- _TASK PROMPT_:
Write out part of the speech on the Ombudsman and Information Commissioner appointment motions, starting at the words "While the fundamental" and stopping after "improving public administration.".

- _PASSAGE GIVEN_:
■ ■ ■ ■ ■

Appointment of Ombudsman and Information Commissioner: Motions.

I move the following motions:

That Dáil Éireann recommends Ms Emily O'Reilly for appointment by the President to be the Ombudsman.

That Dáil Éireann recommends Ms Emily O'Reilly for appointment by the President to be the Information Commissioner.

I am pleased to move these resolutions recommending Ms Emily O'Reilly for appointment by the President as the Ombudsman and Information Commissioner. This is an important appointment in the framework of our public administration and I hope the House will be able to support the resolutions, as it did when she was first appointed.

Ms O'Reilly was appointed to the Offices of the Ombudsman and Information Commissioner in June 2003 for a term of six years. I am pleased that she is willing to serve a second term, and to nominate her for re-appointment. I believe she is the right person to lead those offices in the challenging times that lie ahead of them and the public administration generally.

Ms O'Reilly is the third holder of the Office of the Ombudsman. Both her predecessors were reappointed and both contributed substantially to the development of the office during their tenure. The first Ombudsman, Mr. Michael Mills, a former political editor ofThe Irish Press, established and developed the Ombudsman’s central role of examining individual complaints against public bodies. During his term, and thanks largely to his efforts, the office achieved widespread respect and acceptance within the public administration. The second Ombudsman, Mr. Kevin Murphy, a former Secretary General of public service management and development at the Department of Finance, was also the first Information Commissioner under the Freedom of Information Act 1997, a role in which he contributed to a fundamental shift towards openness and transparency in administration. The second Ombudsman, Mr. Kevin Murphy, formerly Secretary General in charge of public service management and development, was also the first Information Commissioner under the Freedom of Information Act 1997, a role in which he contributed to a fundamental change towards openness and transparency in administration.

I should mention that the current Ombudsman has also seen her role enlarged. Since 2007 she holds the Office of the Commissioner for Environmental Information, providing an independent appeals system to cater for applicants whose requests for environmental information have not been dealt with to their satisfaction.

The Freedom of Information Act 1997 made a fundamental change in the relationship between the Administration and the citizen. Where previously most of the business of Departments was conducted in secrecy, today, under the Act, that business is open for inspection. Twelve years on, freedom of information is well embedded in our public administration. More than 140,000 requests have been made over that period to more than 500 public bodies.

The Information Commissioner and her distinguished predecessor have played a central role in establishing the freedom of information regime in Ireland. As one would expect, there has not always been agreement between the Administration and the commissioner about the interpretation of the Act, nor should one always expect there to be. Her office has won the respect of citizens and of public servants alike for a very important and independent role in helping to bring about the necessary culture change and she has been a strong and relentless advocate in articulating the importance of openness and transparency in Government.

While the fundamental role of the Ombudsman's office is to examine individual complaints against certain public bodies, the Ombudsman has often referred to the "added value" that her office brings to bear arising from the complaint examination process. By this she means the wider improvements in public administration which her office brings about by the unearthing of systemic issues which come to light through individual complaints. Where public bodies use the lessons learned from her findings their clients will not have similar cause for complaint, thus improving public administration.

■ ■ ■ ■ ■

- _MATERIAL SHOWN_:
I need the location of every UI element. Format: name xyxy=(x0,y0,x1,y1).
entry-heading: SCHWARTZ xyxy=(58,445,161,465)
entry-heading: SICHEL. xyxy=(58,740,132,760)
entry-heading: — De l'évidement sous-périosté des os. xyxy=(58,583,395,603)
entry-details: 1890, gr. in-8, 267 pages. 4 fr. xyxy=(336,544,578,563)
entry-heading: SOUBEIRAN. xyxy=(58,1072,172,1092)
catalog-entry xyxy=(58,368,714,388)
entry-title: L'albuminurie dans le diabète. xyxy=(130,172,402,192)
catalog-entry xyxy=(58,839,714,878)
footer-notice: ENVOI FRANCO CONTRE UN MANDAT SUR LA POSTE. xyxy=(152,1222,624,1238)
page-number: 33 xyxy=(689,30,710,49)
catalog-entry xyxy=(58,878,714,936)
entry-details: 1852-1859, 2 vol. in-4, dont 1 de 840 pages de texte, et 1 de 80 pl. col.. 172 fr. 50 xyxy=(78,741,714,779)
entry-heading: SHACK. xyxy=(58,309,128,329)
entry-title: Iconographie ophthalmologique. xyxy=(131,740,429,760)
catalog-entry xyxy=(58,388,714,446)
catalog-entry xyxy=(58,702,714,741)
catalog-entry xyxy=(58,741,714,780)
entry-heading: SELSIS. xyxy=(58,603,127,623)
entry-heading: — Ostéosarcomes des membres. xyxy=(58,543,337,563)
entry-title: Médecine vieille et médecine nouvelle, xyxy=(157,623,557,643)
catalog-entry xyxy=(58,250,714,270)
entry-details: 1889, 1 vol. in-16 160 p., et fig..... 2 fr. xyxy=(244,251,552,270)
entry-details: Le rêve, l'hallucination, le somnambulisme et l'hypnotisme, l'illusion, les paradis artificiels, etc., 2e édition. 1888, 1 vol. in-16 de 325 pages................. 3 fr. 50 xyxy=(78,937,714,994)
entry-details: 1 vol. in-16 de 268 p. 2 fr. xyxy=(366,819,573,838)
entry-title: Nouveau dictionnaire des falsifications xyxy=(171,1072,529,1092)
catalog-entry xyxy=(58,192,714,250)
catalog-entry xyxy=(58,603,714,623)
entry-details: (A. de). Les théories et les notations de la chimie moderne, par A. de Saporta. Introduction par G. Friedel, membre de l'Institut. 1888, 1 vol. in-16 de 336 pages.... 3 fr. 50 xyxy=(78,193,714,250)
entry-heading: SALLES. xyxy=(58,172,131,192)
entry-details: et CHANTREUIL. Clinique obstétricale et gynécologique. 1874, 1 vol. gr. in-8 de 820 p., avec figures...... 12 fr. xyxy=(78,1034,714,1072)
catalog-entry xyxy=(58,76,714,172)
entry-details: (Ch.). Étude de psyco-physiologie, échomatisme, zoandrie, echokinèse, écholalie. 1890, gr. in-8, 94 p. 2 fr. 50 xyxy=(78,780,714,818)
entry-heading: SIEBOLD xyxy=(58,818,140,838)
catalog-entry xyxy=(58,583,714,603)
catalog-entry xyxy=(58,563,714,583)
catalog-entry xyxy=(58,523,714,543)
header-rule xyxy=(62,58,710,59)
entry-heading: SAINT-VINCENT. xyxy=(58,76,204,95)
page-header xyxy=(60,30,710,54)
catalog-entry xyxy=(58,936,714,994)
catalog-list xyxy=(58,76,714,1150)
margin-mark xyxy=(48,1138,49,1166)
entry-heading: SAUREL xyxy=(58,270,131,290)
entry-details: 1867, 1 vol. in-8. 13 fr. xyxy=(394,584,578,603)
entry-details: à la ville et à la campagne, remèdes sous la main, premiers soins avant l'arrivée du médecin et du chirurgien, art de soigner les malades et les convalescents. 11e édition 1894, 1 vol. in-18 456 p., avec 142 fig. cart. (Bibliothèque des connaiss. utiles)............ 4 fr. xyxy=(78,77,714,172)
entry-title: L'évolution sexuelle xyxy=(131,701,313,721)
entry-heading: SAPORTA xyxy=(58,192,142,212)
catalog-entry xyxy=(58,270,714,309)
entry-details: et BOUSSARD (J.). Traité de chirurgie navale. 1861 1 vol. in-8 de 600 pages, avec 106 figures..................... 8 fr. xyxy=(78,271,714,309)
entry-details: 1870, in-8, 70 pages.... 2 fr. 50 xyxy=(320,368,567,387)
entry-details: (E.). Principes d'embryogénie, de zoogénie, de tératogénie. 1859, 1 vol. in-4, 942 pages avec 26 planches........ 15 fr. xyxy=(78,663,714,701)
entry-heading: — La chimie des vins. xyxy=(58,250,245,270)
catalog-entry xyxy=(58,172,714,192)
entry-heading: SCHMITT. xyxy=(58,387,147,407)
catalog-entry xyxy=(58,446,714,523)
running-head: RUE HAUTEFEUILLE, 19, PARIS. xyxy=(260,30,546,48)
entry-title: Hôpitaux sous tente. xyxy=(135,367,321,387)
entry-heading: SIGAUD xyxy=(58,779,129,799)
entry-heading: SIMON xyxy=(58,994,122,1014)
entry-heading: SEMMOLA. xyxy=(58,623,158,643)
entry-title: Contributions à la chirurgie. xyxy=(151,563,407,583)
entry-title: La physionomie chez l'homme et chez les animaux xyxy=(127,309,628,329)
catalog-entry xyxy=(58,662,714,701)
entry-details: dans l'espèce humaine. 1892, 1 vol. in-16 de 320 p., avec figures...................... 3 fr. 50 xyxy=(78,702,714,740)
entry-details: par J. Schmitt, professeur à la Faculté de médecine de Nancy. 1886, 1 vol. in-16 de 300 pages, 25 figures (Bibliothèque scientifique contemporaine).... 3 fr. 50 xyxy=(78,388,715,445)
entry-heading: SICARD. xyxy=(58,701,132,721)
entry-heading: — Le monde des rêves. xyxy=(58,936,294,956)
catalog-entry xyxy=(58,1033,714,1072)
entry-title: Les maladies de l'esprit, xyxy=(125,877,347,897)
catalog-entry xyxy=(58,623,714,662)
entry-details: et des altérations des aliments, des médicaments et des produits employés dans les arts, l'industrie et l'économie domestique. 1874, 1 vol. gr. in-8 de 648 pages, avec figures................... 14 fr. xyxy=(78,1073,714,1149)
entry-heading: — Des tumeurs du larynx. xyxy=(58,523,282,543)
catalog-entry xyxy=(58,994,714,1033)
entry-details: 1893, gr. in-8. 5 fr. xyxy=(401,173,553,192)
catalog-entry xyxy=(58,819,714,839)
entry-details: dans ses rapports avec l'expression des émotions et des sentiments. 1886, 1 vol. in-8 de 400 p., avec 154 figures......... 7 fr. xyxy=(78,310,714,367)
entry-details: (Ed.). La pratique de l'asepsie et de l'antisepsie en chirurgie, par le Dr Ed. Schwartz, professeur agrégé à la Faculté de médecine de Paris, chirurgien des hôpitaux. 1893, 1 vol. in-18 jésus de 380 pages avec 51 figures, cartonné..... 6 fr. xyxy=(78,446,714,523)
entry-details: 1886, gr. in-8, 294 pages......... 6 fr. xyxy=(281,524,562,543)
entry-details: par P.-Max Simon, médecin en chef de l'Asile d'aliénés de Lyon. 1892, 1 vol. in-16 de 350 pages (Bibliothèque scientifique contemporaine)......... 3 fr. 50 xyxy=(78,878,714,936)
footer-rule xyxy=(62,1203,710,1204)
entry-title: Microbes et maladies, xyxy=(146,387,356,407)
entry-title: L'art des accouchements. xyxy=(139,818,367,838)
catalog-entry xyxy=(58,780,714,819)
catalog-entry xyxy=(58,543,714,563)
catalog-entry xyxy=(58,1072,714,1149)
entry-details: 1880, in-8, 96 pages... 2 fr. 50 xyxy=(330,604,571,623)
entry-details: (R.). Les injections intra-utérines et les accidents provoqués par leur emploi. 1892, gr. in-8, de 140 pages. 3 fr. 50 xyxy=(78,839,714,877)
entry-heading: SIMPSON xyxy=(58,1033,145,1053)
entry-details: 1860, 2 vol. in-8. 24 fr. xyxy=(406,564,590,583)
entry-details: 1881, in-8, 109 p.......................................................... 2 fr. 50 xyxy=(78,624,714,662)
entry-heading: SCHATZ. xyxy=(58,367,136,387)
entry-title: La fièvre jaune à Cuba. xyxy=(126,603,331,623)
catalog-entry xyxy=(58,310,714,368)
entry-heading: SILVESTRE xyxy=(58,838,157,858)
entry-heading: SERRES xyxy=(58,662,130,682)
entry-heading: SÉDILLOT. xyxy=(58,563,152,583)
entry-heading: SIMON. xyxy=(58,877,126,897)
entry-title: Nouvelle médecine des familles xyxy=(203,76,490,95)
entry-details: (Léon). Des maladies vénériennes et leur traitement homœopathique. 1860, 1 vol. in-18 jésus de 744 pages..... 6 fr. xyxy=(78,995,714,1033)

■ ■ ■ ■ ■

- _TASK ANSWER_:
While the fundamental role of the Ombudsman's office is to examine individual complaints against certain public bodies, the Ombudsman has often referred to the "added value" that her office brings to bear arising from the complaint examination process. By this she means the wider improvements in public administration which her office brings about by the unearthing of systemic issues which come to light through individual complaints. Where public bodies use the lessons learned from her findings their clients will not have similar cause for complaint, thus improving public administration.